> [Problem to work on] Look through the listing and locate every line containing the word "text"; copy those lines.

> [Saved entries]
== == ==

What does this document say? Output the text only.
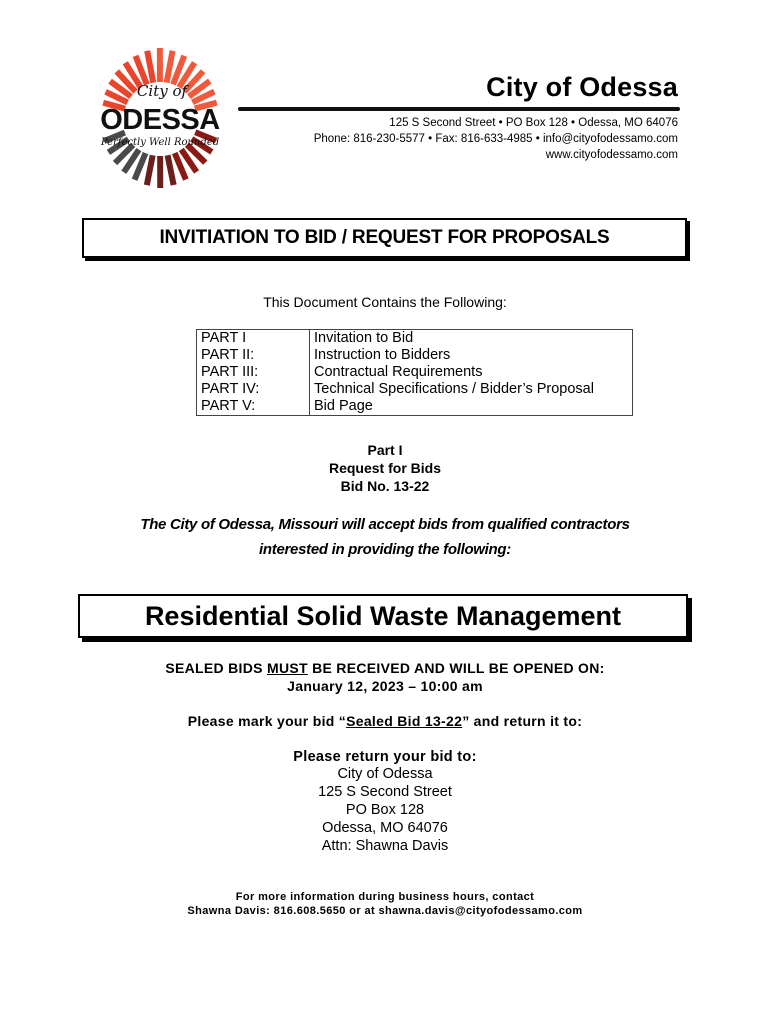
City of
ODESSA
Perfectly Well Rounded
City of Odessa
125 S Second Street • PO Box 128 • Odessa, MO 64076
Phone: 816-230-5577 • Fax: 816-633-4985 • info@cityofodessamo.com
www.cityofodessamo.com
INVITIATION TO BID / REQUEST FOR PROPOSALS
This Document Contains the Following:
PART I	Invitation to Bid
PART II:	Instruction to Bidders
PART III:	Contractual Requirements
PART IV:	Technical Specifications / Bidder’s Proposal
PART V:	Bid Page
Part I
Request for Bids
Bid No. 13-22
The City of Odessa, Missouri will accept bids from qualified contractors
interested in providing the following:
Residential Solid Waste Management
SEALED BIDS MUST BE RECEIVED AND WILL BE OPENED ON:
January 12, 2023 – 10:00 am
Please mark your bid “Sealed Bid 13-22” and return it to:
Please return your bid to:
City of Odessa
125 S Second Street
PO Box 128
Odessa, MO 64076
Attn: Shawna Davis
For more information during business hours, contact
Shawna Davis: 816.608.5650 or at shawna.davis@cityofodessamo.com
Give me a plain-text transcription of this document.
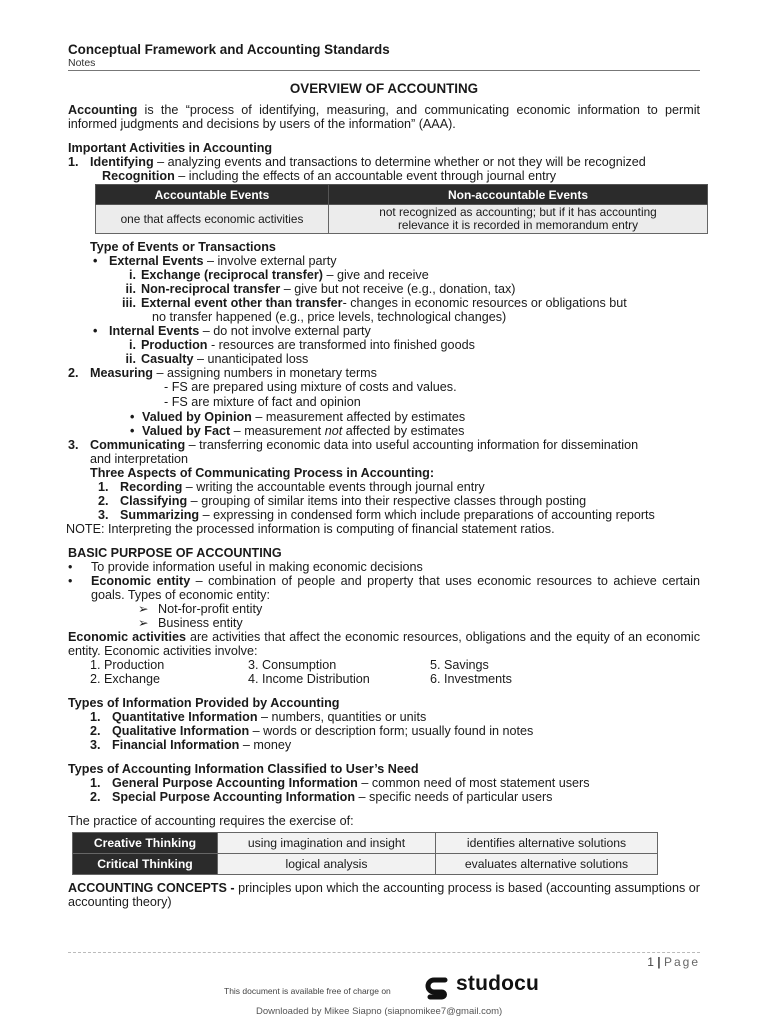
Conceptual Framework and Accounting Standards
Notes
OVERVIEW OF ACCOUNTING

Accounting is the “process of identifying, measuring, and communicating economic information to permit informed judgments and decisions by users of the information” (AAA).

Important Activities in Accounting
1. Identifying – analyzing events and transactions to determine whether or not they will be recognized
Recognition – including the effects of an accountable event through journal entry
Accountable Events	Non-accountable Events
one that affects economic activities	not recognized as accounting; but if it has accounting relevance it is recorded in memorandum entry
Type of Events or Transactions
• External Events – involve external party
i. Exchange (reciprocal transfer) – give and receive
ii. Non-reciprocal transfer – give but not receive (e.g., donation, tax)
iii. External event other than transfer- changes in economic resources or obligations but
no transfer happened (e.g., price levels, technological changes)
• Internal Events – do not involve external party
i. Production - resources are transformed into finished goods
ii. Casualty – unanticipated loss
2. Measuring – assigning numbers in monetary terms
- FS are prepared using mixture of costs and values.
- FS are mixture of fact and opinion
• Valued by Opinion – measurement affected by estimates
• Valued by Fact – measurement not affected by estimates
3. Communicating – transferring economic data into useful accounting information for dissemination
and interpretation
Three Aspects of Communicating Process in Accounting:
1. Recording – writing the accountable events through journal entry
2. Classifying – grouping of similar items into their respective classes through posting
3. Summarizing – expressing in condensed form which include preparations of accounting reports
NOTE: Interpreting the processed information is computing of financial statement ratios.
BASIC PURPOSE OF ACCOUNTING
• To provide information useful in making economic decisions
•	Economic entity – combination of people and property that uses economic resources to achieve certain goals. Types of economic entity:

➢ Not-for-profit entity
➢ Business entity

Economic activities are activities that affect the economic resources, obligations and the equity of an economic entity. Economic activities involve:

1. Production	3. Consumption	5. Savings
2. Exchange	4. Income Distribution	6. Investments
Types of Information Provided by Accounting
1. Quantitative Information – numbers, quantities or units
2. Qualitative Information – words or description form; usually found in notes
3. Financial Information – money
Types of Accounting Information Classified to User’s Need
1. General Purpose Accounting Information – common need of most statement users
2. Special Purpose Accounting Information – specific needs of particular users
The practice of accounting requires the exercise of:
Creative Thinking	using imagination and insight	identifies alternative solutions
Critical Thinking	logical analysis	evaluates alternative solutions

ACCOUNTING CONCEPTS - principles upon which the accounting process is based (accounting assumptions or accounting theory)

1 | Page
This document is available free of charge on	studocu
Downloaded by Mikee Siapno (siapnomikee7@gmail.com)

== == ==

> [Solution to the problem]
What does this document say? Output the text only.
Give me a plain-text transcription of this document.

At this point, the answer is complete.